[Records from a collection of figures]
— start —

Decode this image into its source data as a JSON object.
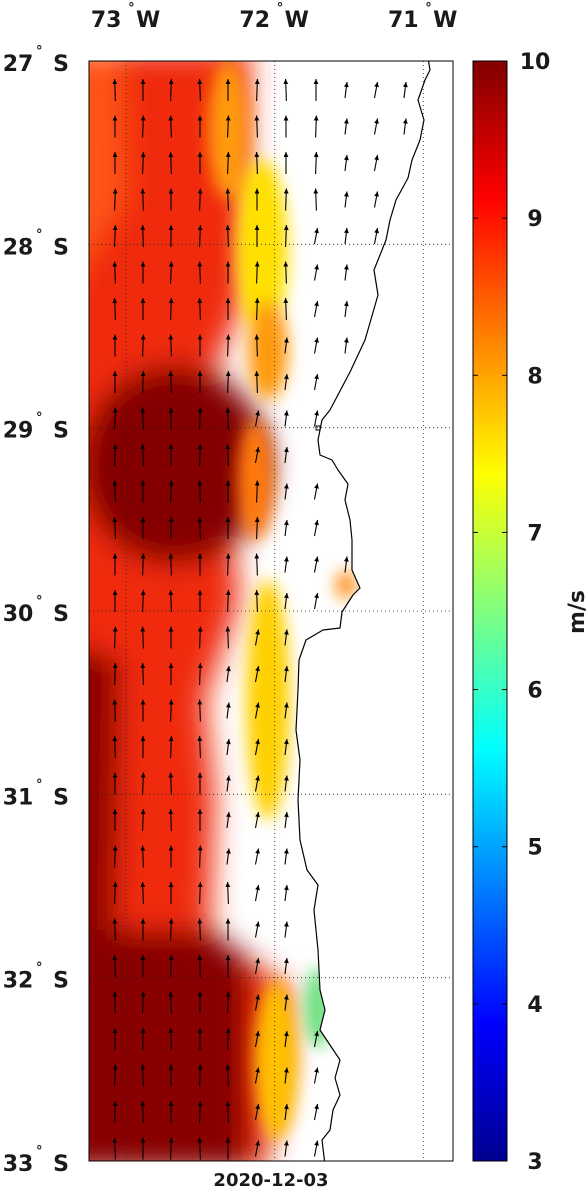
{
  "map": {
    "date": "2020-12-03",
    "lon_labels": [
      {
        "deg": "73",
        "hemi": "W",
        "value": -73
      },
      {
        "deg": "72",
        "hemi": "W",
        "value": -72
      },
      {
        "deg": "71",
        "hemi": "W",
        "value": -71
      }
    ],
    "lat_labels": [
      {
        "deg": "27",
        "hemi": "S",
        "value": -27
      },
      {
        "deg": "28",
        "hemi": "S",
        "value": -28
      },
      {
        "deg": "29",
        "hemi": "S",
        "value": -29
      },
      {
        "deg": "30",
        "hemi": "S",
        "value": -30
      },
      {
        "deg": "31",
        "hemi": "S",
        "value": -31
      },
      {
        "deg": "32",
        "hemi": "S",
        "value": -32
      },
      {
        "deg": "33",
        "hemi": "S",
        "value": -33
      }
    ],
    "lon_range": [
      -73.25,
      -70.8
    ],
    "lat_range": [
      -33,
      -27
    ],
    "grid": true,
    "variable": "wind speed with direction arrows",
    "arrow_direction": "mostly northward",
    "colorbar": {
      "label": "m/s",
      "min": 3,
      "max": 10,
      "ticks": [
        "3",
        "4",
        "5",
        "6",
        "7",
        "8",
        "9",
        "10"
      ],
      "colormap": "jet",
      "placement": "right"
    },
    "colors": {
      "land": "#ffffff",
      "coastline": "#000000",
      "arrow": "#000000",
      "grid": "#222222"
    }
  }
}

— end —

= WHAT THE TASK ASKS =
Each line of the data should be quoted exactly, with pictures left out.

= SOLUTION TO THIS EXERCISE =
Decode this image into its source data as a JSON object.
{
  "map": {
    "date": "2020-12-03",
    "lon_labels": [
      {
        "deg": "73",
        "hemi": "W",
        "value": -73
      },
      {
        "deg": "72",
        "hemi": "W",
        "value": -72
      },
      {
        "deg": "71",
        "hemi": "W",
        "value": -71
      }
    ],
    "lat_labels": [
      {
        "deg": "27",
        "hemi": "S",
        "value": -27
      },
      {
        "deg": "28",
        "hemi": "S",
        "value": -28
      },
      {
        "deg": "29",
        "hemi": "S",
        "value": -29
      },
      {
        "deg": "30",
        "hemi": "S",
        "value": -30
      },
      {
        "deg": "31",
        "hemi": "S",
        "value": -31
      },
      {
        "deg": "32",
        "hemi": "S",
        "value": -32
      },
      {
        "deg": "33",
        "hemi": "S",
        "value": -33
      }
    ],
    "lon_range": [
      -73.25,
      -70.8
    ],
    "lat_range": [
      -33,
      -27
    ],
    "grid": true,
    "variable": "wind speed with direction arrows",
    "arrow_direction": "mostly northward",
    "colorbar": {
      "label": "m/s",
      "min": 3,
      "max": 10,
      "ticks": [
        "3",
        "4",
        "5",
        "6",
        "7",
        "8",
        "9",
        "10"
      ],
      "colormap": "jet",
      "placement": "right"
    },
    "colors": {
      "land": "#ffffff",
      "coastline": "#000000",
      "arrow": "#000000",
      "grid": "#222222"
    }
  }
}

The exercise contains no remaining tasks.